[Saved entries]
-- begin --

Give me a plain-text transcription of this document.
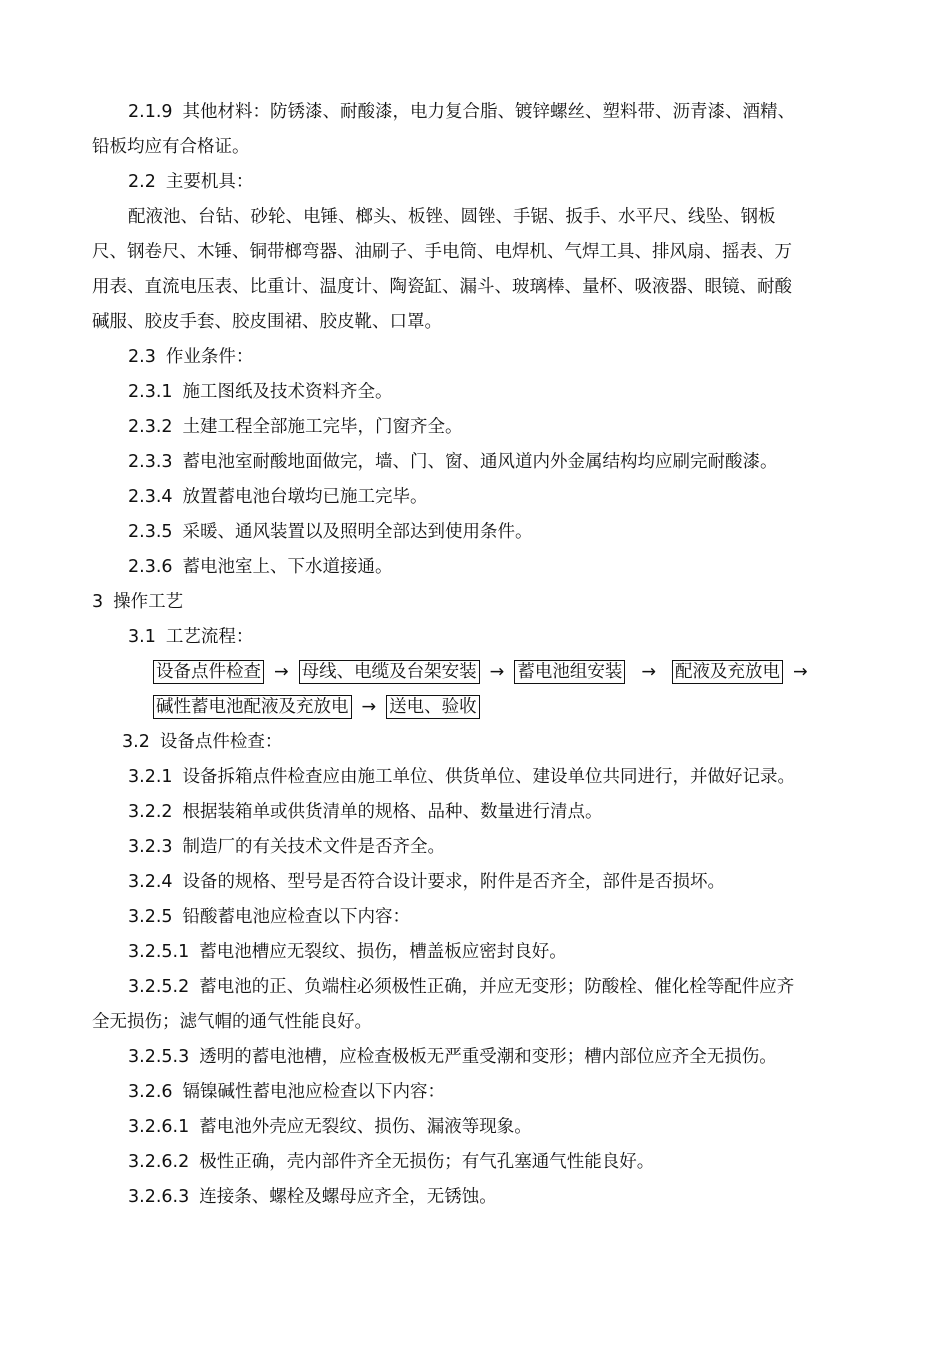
2.1.9 其他材料：防锈漆、耐酸漆，电力复合脂、镀锌螺丝、塑料带、沥青漆、酒精、
铅板均应有合格证。
2.2 主要机具：
配液池、台钻、砂轮、电锤、榔头、板锉、圆锉、手锯、扳手、水平尺、线坠、钢板
尺、钢卷尺、木锤、铜带榔弯器、油刷子、手电筒、电焊机、气焊工具、排风扇、摇表、万
用表、直流电压表、比重计、温度计、陶瓷缸、漏斗、玻璃棒、量杯、吸液器、眼镜、耐酸
碱服、胶皮手套、胶皮围裙、胶皮靴、口罩。
2.3 作业条件：
2.3.1 施工图纸及技术资料齐全。
2.3.2 土建工程全部施工完毕，门窗齐全。
2.3.3 蓄电池室耐酸地面做完，墙、门、窗、通风道内外金属结构均应刷完耐酸漆。
2.3.4 放置蓄电池台墩均已施工完毕。
2.3.5 采暖、通风装置以及照明全部达到使用条件。
2.3.6 蓄电池室上、下水道接通。
3 操作工艺
3.1 工艺流程：
设备点件检查 → 母线、电缆及台架安装 → 蓄电池组安装 → 配液及充放电 →
碱性蓄电池配液及充放电 → 送电、验收
3.2 设备点件检查：
3.2.1 设备拆箱点件检查应由施工单位、供货单位、建设单位共同进行，并做好记录。
3.2.2 根据装箱单或供货清单的规格、品种、数量进行清点。
3.2.3 制造厂的有关技术文件是否齐全。
3.2.4 设备的规格、型号是否符合设计要求，附件是否齐全，部件是否损坏。
3.2.5 铅酸蓄电池应检查以下内容：
3.2.5.1 蓄电池槽应无裂纹、损伤，槽盖板应密封良好。
3.2.5.2 蓄电池的正、负端柱必须极性正确，并应无变形；防酸栓、催化栓等配件应齐
全无损伤；滤气帽的通气性能良好。
3.2.5.3 透明的蓄电池槽，应检查极板无严重受潮和变形；槽内部位应齐全无损伤。
3.2.6 镉镍碱性蓄电池应检查以下内容：
3.2.6.1 蓄电池外壳应无裂纹、损伤、漏液等现象。
3.2.6.2 极性正确，壳内部件齐全无损伤；有气孔塞通气性能良好。
3.2.6.3 连接条、螺栓及螺母应齐全，无锈蚀。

-- end --

◆ **Exercise prompt**: Keep the pictures out and write out the records exactly.

◆ **Reply**:
Give me a plain-text transcription of this document.
2.1.9 其他材料：防锈漆、耐酸漆，电力复合脂、镀锌螺丝、塑料带、沥青漆、酒精、
铅板均应有合格证。
2.2 主要机具：
配液池、台钻、砂轮、电锤、榔头、板锉、圆锉、手锯、扳手、水平尺、线坠、钢板
尺、钢卷尺、木锤、铜带榔弯器、油刷子、手电筒、电焊机、气焊工具、排风扇、摇表、万
用表、直流电压表、比重计、温度计、陶瓷缸、漏斗、玻璃棒、量杯、吸液器、眼镜、耐酸
碱服、胶皮手套、胶皮围裙、胶皮靴、口罩。
2.3 作业条件：
2.3.1 施工图纸及技术资料齐全。
2.3.2 土建工程全部施工完毕，门窗齐全。
2.3.3 蓄电池室耐酸地面做完，墙、门、窗、通风道内外金属结构均应刷完耐酸漆。
2.3.4 放置蓄电池台墩均已施工完毕。
2.3.5 采暖、通风装置以及照明全部达到使用条件。
2.3.6 蓄电池室上、下水道接通。
3 操作工艺
3.1 工艺流程：
设备点件检查 → 母线、电缆及台架安装 → 蓄电池组安装 → 配液及充放电 →
碱性蓄电池配液及充放电 → 送电、验收
3.2 设备点件检查：
3.2.1 设备拆箱点件检查应由施工单位、供货单位、建设单位共同进行，并做好记录。
3.2.2 根据装箱单或供货清单的规格、品种、数量进行清点。
3.2.3 制造厂的有关技术文件是否齐全。
3.2.4 设备的规格、型号是否符合设计要求，附件是否齐全，部件是否损坏。
3.2.5 铅酸蓄电池应检查以下内容：
3.2.5.1 蓄电池槽应无裂纹、损伤，槽盖板应密封良好。
3.2.5.2 蓄电池的正、负端柱必须极性正确，并应无变形；防酸栓、催化栓等配件应齐
全无损伤；滤气帽的通气性能良好。
3.2.5.3 透明的蓄电池槽，应检查极板无严重受潮和变形；槽内部位应齐全无损伤。
3.2.6 镉镍碱性蓄电池应检查以下内容：
3.2.6.1 蓄电池外壳应无裂纹、损伤、漏液等现象。
3.2.6.2 极性正确，壳内部件齐全无损伤；有气孔塞通气性能良好。
3.2.6.3 连接条、螺栓及螺母应齐全，无锈蚀。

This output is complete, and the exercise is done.